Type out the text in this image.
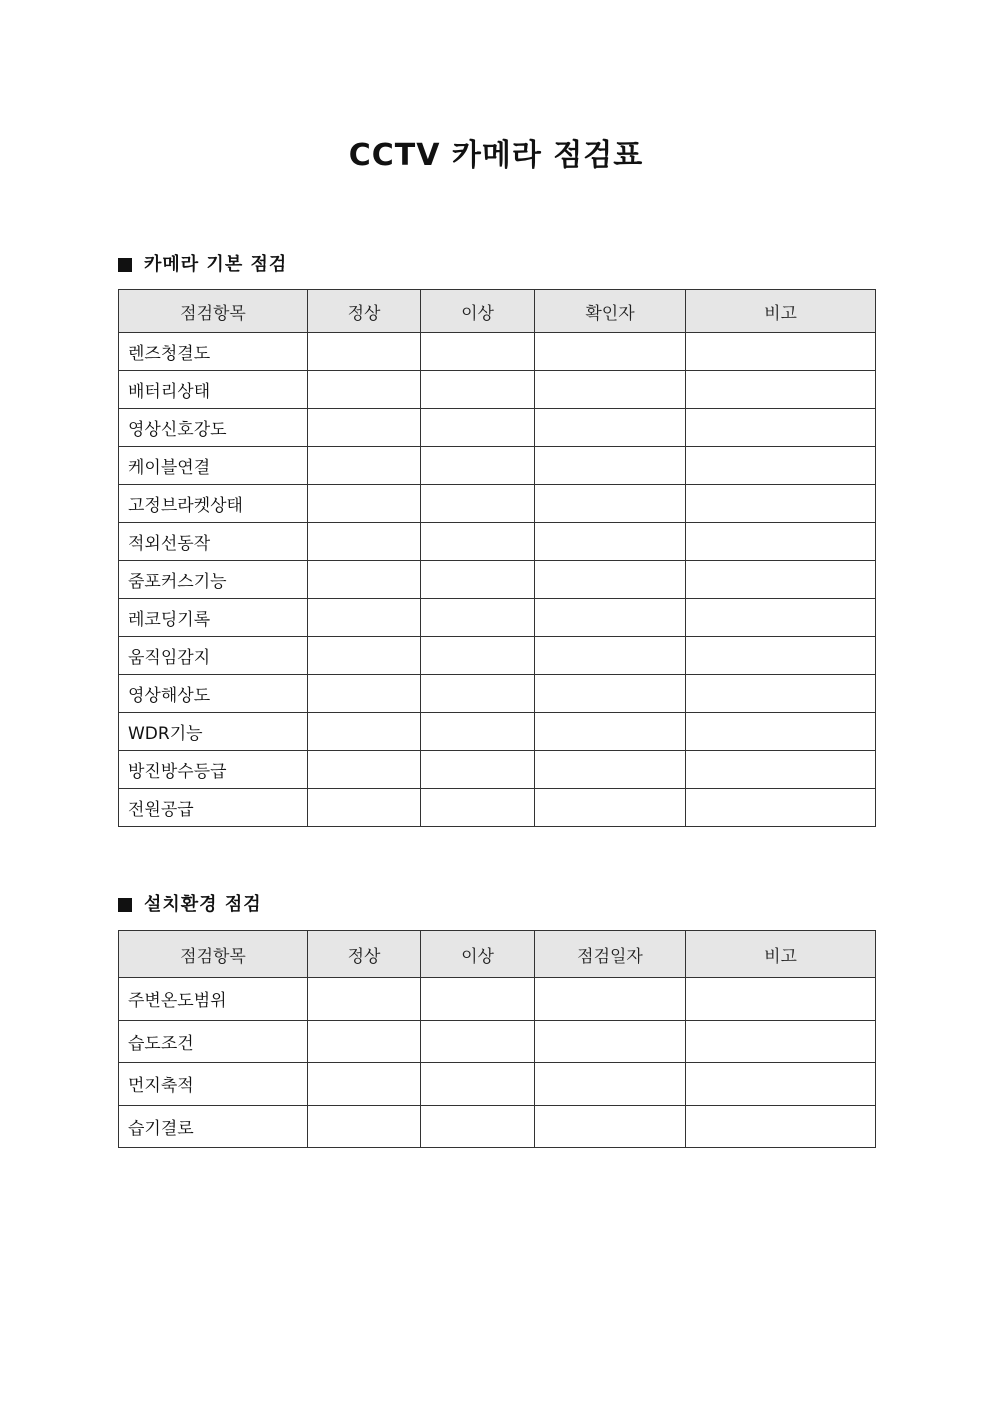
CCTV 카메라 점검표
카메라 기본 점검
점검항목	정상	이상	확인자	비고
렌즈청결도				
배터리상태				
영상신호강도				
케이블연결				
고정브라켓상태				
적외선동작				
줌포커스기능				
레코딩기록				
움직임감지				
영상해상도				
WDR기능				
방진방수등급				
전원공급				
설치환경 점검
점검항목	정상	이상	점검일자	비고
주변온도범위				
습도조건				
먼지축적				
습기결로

▶ **Set exercise**: All records above are to be printed exactly, minus the pictures they contain.

▶ **Output of the task**:
Type out the text in this image.
CCTV 카메라 점검표
카메라 기본 점검
점검항목	정상	이상	확인자	비고
렌즈청결도				
배터리상태				
영상신호강도				
케이블연결				
고정브라켓상태				
적외선동작				
줌포커스기능				
레코딩기록				
움직임감지				
영상해상도				
WDR기능				
방진방수등급				
전원공급				
설치환경 점검
점검항목	정상	이상	점검일자	비고
주변온도범위				
습도조건				
먼지축적				
습기결로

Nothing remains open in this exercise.